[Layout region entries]

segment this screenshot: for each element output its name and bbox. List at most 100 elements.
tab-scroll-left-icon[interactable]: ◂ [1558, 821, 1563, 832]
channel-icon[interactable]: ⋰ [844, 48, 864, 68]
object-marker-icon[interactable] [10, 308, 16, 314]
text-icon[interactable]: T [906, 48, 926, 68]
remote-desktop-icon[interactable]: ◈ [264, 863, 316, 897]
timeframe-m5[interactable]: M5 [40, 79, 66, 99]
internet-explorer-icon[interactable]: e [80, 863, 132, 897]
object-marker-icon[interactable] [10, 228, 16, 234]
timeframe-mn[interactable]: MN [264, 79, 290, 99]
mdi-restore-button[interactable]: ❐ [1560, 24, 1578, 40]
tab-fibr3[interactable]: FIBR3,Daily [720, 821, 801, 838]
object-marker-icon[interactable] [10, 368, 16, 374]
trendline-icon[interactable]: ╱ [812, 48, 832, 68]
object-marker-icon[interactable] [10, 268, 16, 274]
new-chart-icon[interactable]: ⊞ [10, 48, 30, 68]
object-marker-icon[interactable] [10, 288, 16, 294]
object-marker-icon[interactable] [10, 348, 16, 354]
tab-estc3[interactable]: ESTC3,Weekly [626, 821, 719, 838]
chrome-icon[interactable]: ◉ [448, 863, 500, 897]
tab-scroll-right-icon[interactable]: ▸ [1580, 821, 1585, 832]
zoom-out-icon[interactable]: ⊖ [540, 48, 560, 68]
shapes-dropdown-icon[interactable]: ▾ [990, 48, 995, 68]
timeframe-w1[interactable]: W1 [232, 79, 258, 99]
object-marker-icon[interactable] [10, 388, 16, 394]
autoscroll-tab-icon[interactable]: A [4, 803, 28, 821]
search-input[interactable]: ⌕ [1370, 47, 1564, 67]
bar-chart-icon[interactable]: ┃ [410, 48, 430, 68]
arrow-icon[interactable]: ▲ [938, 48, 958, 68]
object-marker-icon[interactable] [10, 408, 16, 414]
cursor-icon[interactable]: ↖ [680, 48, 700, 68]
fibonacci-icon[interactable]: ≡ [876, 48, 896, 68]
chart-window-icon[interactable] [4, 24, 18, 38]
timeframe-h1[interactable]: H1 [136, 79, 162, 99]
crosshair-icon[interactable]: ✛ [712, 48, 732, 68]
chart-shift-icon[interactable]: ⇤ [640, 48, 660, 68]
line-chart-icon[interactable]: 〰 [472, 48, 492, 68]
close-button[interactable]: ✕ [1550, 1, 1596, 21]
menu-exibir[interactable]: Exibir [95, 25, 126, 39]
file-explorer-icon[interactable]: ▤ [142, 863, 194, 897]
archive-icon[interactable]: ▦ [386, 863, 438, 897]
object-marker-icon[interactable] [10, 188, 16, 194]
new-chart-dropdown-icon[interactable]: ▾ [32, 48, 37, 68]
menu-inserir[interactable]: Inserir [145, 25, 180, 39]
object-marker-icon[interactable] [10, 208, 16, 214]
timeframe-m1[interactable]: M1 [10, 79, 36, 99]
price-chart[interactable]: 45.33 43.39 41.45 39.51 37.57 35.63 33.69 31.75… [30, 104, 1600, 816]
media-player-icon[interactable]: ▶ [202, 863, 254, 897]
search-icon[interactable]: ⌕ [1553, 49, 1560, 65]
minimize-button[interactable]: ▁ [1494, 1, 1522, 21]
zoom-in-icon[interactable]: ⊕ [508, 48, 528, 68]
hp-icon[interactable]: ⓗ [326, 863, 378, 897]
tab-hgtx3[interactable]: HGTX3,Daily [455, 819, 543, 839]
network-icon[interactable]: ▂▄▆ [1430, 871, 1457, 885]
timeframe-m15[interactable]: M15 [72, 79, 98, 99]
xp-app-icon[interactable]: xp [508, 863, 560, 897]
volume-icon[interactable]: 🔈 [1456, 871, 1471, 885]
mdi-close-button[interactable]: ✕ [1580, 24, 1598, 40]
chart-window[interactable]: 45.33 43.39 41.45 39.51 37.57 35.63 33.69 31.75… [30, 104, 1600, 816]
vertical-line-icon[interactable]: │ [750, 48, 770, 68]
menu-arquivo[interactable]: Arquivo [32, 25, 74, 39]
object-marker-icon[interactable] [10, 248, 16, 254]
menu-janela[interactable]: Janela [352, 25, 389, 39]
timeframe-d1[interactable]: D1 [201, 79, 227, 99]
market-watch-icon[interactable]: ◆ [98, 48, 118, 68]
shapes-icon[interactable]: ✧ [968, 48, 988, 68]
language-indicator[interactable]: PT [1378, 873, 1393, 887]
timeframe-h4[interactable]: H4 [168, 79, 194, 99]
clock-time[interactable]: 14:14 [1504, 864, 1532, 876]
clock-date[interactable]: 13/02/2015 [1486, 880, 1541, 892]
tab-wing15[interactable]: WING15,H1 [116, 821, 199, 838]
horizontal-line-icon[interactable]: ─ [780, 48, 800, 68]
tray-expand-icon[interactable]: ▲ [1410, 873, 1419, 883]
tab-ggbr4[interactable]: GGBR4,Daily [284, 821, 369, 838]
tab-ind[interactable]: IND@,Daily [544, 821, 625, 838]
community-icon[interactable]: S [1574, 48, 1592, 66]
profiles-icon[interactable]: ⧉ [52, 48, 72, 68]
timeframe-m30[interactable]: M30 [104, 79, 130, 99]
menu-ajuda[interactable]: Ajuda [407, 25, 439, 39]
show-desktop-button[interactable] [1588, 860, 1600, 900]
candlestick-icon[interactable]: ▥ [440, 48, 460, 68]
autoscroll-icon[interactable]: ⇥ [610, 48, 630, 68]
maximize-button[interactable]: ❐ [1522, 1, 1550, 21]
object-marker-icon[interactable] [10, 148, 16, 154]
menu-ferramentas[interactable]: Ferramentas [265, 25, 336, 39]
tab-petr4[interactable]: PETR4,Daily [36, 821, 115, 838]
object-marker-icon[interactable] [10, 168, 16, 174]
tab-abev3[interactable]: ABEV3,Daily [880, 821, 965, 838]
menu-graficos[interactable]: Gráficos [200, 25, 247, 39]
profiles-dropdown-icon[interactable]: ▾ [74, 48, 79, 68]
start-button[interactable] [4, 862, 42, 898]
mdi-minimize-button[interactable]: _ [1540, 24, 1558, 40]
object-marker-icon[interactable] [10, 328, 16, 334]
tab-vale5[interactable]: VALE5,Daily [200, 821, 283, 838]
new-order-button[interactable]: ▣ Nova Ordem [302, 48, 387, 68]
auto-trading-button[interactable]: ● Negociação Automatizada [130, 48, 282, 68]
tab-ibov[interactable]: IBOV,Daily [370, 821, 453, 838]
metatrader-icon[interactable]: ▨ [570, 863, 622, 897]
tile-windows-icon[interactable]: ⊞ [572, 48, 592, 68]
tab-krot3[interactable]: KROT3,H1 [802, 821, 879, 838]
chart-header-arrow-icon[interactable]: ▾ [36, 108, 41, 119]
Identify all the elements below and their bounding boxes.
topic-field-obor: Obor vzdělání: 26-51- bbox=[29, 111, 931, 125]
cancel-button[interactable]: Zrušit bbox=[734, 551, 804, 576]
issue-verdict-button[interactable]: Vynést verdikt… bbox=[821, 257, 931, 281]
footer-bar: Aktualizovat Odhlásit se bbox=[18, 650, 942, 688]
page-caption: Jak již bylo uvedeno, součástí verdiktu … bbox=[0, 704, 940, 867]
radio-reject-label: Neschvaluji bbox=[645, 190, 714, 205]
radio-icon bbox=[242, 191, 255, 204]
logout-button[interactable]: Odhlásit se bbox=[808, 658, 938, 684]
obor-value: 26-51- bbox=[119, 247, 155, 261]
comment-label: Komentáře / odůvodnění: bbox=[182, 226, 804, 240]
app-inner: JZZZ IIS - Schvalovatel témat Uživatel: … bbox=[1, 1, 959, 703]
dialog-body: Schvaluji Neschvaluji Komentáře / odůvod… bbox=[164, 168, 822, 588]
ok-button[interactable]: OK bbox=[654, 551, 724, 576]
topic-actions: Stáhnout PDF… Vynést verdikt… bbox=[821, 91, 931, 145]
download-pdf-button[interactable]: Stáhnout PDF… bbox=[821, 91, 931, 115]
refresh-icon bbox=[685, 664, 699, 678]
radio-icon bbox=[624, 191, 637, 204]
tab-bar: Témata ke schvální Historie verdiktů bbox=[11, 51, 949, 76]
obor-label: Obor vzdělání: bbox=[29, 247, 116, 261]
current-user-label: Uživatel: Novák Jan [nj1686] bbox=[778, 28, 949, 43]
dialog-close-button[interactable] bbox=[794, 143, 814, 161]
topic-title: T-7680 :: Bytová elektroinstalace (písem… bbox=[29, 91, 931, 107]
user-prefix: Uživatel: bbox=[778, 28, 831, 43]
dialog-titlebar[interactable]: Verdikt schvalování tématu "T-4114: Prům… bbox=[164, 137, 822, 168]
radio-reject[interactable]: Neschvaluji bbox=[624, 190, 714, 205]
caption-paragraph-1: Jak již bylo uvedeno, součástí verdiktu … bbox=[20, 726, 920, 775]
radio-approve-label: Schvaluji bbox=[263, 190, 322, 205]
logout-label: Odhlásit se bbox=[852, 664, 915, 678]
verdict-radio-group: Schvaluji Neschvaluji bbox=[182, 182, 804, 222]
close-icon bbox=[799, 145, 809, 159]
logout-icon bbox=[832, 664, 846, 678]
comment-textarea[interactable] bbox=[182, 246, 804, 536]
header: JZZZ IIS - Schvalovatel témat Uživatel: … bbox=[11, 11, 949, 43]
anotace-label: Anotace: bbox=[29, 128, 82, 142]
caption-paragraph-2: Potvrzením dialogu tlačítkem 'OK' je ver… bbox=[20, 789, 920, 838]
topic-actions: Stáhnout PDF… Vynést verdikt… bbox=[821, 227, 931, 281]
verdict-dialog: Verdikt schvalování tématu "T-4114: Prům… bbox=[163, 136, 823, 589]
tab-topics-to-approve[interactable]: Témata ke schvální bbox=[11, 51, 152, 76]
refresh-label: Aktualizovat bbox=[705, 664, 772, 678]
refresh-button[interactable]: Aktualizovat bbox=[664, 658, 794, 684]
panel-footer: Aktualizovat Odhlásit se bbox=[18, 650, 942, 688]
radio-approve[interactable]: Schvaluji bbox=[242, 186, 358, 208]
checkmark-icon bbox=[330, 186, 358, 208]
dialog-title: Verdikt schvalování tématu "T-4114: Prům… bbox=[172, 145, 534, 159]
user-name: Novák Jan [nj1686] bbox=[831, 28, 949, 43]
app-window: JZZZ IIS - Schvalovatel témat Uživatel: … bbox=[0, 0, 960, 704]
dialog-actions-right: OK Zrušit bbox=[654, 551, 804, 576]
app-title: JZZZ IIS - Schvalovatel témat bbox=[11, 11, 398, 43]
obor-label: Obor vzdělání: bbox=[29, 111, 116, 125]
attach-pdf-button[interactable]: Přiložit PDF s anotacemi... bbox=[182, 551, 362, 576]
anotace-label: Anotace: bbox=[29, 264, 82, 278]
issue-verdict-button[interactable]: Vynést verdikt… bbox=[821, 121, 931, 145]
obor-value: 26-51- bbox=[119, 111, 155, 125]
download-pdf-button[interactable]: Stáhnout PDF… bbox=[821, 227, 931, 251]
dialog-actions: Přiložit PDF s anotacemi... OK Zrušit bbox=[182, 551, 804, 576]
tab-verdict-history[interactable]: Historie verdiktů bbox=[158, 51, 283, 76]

Requirement: Rewrite the entries from the start through the line containing "timeframe-h1[interactable]: H1 [136, 79, 162, 99]", changing "object-marker-icon" to "anchor-point-icon" and leaving everything else as it is.

Task response:
segment this screenshot: for each element output its name and bbox. List at most 100 elements.
tab-scroll-left-icon[interactable]: ◂ [1558, 821, 1563, 832]
channel-icon[interactable]: ⋰ [844, 48, 864, 68]
anchor-point-icon[interactable] [10, 308, 16, 314]
text-icon[interactable]: T [906, 48, 926, 68]
remote-desktop-icon[interactable]: ◈ [264, 863, 316, 897]
timeframe-m5[interactable]: M5 [40, 79, 66, 99]
internet-explorer-icon[interactable]: e [80, 863, 132, 897]
anchor-point-icon[interactable] [10, 228, 16, 234]
timeframe-mn[interactable]: MN [264, 79, 290, 99]
mdi-restore-button[interactable]: ❐ [1560, 24, 1578, 40]
tab-fibr3[interactable]: FIBR3,Daily [720, 821, 801, 838]
anchor-point-icon[interactable] [10, 368, 16, 374]
trendline-icon[interactable]: ╱ [812, 48, 832, 68]
anchor-point-icon[interactable] [10, 268, 16, 274]
new-chart-icon[interactable]: ⊞ [10, 48, 30, 68]
anchor-point-icon[interactable] [10, 288, 16, 294]
anchor-point-icon[interactable] [10, 348, 16, 354]
tab-estc3[interactable]: ESTC3,Weekly [626, 821, 719, 838]
chrome-icon[interactable]: ◉ [448, 863, 500, 897]
tab-scroll-right-icon[interactable]: ▸ [1580, 821, 1585, 832]
zoom-out-icon[interactable]: ⊖ [540, 48, 560, 68]
shapes-dropdown-icon[interactable]: ▾ [990, 48, 995, 68]
timeframe-w1[interactable]: W1 [232, 79, 258, 99]
anchor-point-icon[interactable] [10, 388, 16, 394]
autoscroll-tab-icon[interactable]: A [4, 803, 28, 821]
search-input[interactable]: ⌕ [1370, 47, 1564, 67]
bar-chart-icon[interactable]: ┃ [410, 48, 430, 68]
arrow-icon[interactable]: ▲ [938, 48, 958, 68]
anchor-point-icon[interactable] [10, 408, 16, 414]
cursor-icon[interactable]: ↖ [680, 48, 700, 68]
fibonacci-icon[interactable]: ≡ [876, 48, 896, 68]
chart-window-icon[interactable] [4, 24, 18, 38]
timeframe-h1[interactable]: H1 [136, 79, 162, 99]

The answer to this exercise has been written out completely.